● **INSTRUCTIONS FOR THE TASK**: Here are some records; copy every line that holds the word "minimum".
******
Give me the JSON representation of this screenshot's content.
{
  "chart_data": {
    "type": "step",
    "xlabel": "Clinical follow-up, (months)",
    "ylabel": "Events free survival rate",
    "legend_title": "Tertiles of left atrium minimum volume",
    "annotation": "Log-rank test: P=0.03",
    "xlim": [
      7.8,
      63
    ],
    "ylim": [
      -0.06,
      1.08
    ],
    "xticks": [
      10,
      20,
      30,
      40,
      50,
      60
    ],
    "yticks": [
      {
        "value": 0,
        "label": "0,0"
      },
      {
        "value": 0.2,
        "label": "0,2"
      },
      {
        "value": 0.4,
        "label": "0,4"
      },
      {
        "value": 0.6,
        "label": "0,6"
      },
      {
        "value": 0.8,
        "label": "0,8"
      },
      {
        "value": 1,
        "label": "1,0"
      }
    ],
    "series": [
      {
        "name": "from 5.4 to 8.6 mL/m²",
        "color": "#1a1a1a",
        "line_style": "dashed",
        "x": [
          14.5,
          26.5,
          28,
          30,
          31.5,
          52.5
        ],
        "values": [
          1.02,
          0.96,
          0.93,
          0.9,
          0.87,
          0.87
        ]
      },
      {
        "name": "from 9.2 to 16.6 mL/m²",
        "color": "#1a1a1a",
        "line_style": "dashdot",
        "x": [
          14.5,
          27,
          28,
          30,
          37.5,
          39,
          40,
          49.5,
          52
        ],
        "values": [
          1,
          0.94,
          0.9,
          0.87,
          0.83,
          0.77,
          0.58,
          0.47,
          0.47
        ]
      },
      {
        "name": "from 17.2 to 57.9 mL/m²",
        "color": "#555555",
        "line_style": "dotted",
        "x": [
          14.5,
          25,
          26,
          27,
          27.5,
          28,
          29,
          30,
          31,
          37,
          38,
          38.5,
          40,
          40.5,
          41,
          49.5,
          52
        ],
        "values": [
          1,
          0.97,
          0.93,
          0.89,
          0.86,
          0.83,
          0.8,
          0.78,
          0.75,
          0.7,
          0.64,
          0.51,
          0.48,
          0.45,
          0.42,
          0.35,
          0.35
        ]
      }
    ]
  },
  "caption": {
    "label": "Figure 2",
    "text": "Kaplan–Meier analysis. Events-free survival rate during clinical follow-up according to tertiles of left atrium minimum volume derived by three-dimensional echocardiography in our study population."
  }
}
******
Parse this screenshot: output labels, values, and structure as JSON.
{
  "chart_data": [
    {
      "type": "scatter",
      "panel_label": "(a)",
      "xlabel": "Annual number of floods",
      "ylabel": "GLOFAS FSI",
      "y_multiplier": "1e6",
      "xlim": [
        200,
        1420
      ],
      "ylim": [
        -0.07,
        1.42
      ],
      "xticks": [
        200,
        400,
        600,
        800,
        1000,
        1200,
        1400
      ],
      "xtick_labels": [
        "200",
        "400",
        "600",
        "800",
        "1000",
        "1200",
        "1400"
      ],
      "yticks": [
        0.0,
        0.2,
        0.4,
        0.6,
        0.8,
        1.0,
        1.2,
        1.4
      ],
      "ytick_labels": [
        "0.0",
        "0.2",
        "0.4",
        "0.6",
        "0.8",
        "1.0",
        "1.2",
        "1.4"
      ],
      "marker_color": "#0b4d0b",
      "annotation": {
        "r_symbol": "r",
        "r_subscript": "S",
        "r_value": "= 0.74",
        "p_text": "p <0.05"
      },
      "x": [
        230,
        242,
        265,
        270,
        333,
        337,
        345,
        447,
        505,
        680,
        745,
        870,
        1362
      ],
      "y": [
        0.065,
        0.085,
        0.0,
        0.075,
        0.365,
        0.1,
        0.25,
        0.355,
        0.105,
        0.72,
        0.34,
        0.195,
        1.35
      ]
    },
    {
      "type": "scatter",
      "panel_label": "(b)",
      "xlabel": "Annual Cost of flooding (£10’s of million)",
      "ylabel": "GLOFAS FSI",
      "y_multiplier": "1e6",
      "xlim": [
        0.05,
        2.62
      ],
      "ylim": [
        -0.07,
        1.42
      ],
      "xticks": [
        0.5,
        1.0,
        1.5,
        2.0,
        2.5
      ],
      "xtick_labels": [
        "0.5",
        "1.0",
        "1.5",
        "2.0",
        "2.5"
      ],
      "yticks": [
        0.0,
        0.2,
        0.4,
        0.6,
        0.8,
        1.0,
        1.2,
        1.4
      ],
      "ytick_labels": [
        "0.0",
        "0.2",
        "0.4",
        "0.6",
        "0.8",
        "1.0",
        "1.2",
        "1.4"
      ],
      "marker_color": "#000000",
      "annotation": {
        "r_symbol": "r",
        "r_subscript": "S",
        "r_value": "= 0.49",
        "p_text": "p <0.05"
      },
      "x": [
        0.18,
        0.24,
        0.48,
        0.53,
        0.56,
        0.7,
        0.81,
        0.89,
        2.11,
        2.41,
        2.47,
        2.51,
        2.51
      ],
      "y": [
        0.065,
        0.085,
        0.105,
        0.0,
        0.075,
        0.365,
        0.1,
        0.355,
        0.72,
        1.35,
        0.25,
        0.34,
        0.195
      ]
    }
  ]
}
******
● **FINAL RESULT**:
    "legend_title": "Tertiles of left atrium minimum volume",
    "text": "Kaplan–Meier analysis. Events-free survival rate during clinical follow-up according to tertiles of left atrium minimum volume derived by three-dimensional echocardiography in our study population."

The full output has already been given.